Work out how many lines hold the string "title". Give that number and nothing more.

Stored data
>> BEGIN
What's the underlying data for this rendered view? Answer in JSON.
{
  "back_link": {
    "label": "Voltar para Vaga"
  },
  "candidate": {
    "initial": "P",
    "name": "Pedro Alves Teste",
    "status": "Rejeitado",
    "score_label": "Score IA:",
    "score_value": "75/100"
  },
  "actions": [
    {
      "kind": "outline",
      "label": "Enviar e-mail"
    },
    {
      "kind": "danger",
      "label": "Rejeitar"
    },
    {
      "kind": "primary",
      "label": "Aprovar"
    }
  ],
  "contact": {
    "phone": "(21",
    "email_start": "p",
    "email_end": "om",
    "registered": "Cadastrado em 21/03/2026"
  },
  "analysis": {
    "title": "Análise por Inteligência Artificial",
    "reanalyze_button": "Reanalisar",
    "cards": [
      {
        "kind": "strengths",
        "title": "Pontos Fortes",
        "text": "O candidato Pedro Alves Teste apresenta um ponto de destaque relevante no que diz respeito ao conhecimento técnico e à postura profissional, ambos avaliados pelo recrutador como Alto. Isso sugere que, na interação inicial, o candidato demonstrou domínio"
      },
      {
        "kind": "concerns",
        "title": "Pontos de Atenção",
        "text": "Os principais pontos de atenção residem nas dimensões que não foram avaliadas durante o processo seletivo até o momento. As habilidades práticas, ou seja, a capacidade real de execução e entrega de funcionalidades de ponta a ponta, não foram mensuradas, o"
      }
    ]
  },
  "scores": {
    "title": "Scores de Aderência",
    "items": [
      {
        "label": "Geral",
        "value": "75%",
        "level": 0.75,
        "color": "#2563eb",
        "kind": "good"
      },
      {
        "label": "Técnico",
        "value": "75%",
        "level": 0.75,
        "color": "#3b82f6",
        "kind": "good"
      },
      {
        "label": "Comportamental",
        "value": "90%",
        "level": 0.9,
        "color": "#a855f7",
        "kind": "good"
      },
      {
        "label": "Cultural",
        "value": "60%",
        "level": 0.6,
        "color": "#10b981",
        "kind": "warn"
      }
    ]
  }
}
>> END
* Result of this task: 4